▶ **PROMPT 1**
Transcribe the trail ride passage, everything from "Not only was" down to "was on my way.".

▶ **ARTICLE**

** Start **

I was, shall we say, something different from a genius. It became clear that I had not fully appreciated the degree of pent-up demand for outdoor activity. It also became clear that many folk may not have fully grasped the guidelines given for social distancing, group size, or face coverings. But I had my mask, and I quickly moved it from my bag, where I’d put it in the presumably very unlikely chance that I would need it, to keeping it on my neck so I could quickly apply it when people approached. And I applied it a lot.

I should say, tho, that encountering people was most common within a relatively short distance of a road crossing. Fortunately, there are long stretches of the trail that don’t involve a crossing, and these were as secluded as I could have hoped for.

As I mentioned, I started at 172, which is where I ended when I rode here last June. It had been a wet spring, and I’d encountered a couple of mildly flooded underpasses before getting to 172, but when I arrived there, this is what I encountered:

Flooded

I’d ridden through the underpasses before, but I couldn't tell how deep that one was and, while I could have ridden up to the road to cross, I had ridden about as far as I wanted, so I let the flood waters turn me around.

I wasn’t sure what I would encounter this time, but I went ahead and decided to start where I ended. Fortunately, it was a different picture this time:

Not flooded

Not only was it not flooded, it looks like work has been done fairly recently to bring the trail under the bridge to a higher grade to help prevent it. I rolled on under and I was on my way.

The trail surface for this section was what I’d remembered from last year - essentially deprecated crushed stone (and packed dirt) with a fair amount of low-lying ground-cover growth in it due to a relative lack of foot traffic.

Trail surface

It’s absolutely passable on the trike, but the going is slow because the surface is somewhat soft. Mountain bikes soft-readers of various sorts would be fine here as well, but you’d be struggling with a road bike, I believe.

** End **

▶ **PROMPT 2**
Restate the records word for word, everything from their start down to the line containing "tooltip-dot bbox=[121, 591, 129, 598]", and nothing beyond it.

▶ **RECORDS TO USE**
** Start **

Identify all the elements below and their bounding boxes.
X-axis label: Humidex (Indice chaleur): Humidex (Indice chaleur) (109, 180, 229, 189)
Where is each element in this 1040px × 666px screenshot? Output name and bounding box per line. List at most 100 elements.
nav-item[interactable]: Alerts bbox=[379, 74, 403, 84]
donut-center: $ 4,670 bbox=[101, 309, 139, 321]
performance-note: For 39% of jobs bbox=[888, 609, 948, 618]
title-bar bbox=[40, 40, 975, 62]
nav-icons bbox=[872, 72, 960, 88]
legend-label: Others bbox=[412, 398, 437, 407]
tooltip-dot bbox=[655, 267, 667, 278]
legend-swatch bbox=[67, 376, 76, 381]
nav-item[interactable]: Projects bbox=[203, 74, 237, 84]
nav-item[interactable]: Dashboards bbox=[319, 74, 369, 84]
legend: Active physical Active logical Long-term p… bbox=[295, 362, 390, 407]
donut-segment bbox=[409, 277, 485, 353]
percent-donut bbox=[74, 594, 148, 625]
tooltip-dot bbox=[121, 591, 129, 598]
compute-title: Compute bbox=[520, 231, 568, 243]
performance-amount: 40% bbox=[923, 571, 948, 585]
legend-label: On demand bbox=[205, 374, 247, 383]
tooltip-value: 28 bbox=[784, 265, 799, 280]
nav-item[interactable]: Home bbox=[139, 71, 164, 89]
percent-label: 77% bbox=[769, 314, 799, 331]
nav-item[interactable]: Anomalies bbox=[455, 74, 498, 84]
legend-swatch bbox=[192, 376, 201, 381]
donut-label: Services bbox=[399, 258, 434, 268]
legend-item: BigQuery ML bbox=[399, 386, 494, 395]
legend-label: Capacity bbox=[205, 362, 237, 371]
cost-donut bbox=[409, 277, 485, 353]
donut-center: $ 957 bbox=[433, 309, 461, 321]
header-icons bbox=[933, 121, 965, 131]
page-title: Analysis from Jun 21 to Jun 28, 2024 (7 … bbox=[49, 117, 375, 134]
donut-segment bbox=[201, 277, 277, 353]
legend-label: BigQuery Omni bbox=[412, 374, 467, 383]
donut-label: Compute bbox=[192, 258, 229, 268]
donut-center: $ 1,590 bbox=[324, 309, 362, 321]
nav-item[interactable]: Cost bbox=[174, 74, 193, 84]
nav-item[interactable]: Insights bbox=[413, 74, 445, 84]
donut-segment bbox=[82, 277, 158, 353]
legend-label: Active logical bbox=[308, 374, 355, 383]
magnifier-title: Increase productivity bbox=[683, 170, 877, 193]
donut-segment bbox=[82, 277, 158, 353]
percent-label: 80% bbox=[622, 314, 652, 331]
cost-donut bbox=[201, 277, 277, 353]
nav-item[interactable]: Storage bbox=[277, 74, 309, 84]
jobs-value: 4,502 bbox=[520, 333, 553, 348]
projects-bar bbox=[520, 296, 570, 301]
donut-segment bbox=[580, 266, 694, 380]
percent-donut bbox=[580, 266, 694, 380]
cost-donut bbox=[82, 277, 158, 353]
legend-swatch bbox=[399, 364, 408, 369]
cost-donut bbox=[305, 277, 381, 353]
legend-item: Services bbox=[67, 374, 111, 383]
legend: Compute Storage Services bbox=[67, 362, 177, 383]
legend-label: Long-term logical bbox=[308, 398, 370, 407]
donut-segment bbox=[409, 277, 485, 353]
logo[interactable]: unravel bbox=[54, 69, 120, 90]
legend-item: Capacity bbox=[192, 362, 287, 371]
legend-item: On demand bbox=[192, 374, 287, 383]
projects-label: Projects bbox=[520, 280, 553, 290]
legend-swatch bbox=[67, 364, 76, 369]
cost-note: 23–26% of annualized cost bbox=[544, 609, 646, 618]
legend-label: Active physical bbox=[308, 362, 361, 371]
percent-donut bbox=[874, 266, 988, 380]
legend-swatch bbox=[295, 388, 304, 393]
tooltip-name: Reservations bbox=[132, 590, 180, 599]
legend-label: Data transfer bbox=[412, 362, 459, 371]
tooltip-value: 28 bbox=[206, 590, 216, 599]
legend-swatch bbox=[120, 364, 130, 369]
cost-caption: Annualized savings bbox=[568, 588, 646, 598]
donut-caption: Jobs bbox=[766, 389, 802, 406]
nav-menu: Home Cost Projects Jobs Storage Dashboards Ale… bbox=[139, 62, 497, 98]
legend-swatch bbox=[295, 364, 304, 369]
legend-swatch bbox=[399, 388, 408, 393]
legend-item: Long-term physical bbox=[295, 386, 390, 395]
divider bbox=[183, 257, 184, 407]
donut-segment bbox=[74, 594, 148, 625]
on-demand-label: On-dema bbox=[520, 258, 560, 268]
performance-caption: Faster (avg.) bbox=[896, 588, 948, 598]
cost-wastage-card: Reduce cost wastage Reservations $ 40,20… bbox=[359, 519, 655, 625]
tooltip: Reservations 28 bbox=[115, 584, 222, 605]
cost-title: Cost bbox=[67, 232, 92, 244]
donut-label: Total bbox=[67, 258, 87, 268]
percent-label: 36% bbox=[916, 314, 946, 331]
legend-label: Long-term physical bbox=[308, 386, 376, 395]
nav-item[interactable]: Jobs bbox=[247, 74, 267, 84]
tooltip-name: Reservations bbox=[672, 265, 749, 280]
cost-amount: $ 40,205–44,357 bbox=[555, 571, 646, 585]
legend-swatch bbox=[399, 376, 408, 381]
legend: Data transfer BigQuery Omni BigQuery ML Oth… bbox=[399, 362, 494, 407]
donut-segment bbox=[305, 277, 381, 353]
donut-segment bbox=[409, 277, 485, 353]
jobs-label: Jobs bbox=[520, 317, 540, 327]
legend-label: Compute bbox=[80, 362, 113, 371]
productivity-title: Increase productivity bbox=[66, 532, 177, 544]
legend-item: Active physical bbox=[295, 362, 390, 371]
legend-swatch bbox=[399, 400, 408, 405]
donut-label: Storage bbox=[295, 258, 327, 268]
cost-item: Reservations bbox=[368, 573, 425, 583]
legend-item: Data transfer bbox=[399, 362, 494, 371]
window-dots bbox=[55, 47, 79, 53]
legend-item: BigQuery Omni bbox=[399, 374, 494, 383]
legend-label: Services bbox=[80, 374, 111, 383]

** End **

▶ **FULL ANSWER 1**
Not only was it not flooded, it looks like work has been done fairly recently to bring the trail under the bridge to a higher grade to help prevent it. I rolled on under and I was on my way.

▶ **FULL ANSWER 2**
Identify all the elements below and their bounding boxes.
X-axis label: Humidex (Indice chaleur): Humidex (Indice chaleur) (109, 180, 229, 189)
Where is each element in this 1040px × 666px screenshot? Output name and bounding box per line. List at most 100 elements.
nav-item[interactable]: Alerts bbox=[379, 74, 403, 84]
donut-center: $ 4,670 bbox=[101, 309, 139, 321]
performance-note: For 39% of jobs bbox=[888, 609, 948, 618]
title-bar bbox=[40, 40, 975, 62]
nav-icons bbox=[872, 72, 960, 88]
legend-label: Others bbox=[412, 398, 437, 407]
tooltip-dot bbox=[655, 267, 667, 278]
legend-swatch bbox=[67, 376, 76, 381]
nav-item[interactable]: Projects bbox=[203, 74, 237, 84]
nav-item[interactable]: Dashboards bbox=[319, 74, 369, 84]
legend: Active physical Active logical Long-term p… bbox=[295, 362, 390, 407]
donut-segment bbox=[409, 277, 485, 353]
percent-donut bbox=[74, 594, 148, 625]
tooltip-dot bbox=[121, 591, 129, 598]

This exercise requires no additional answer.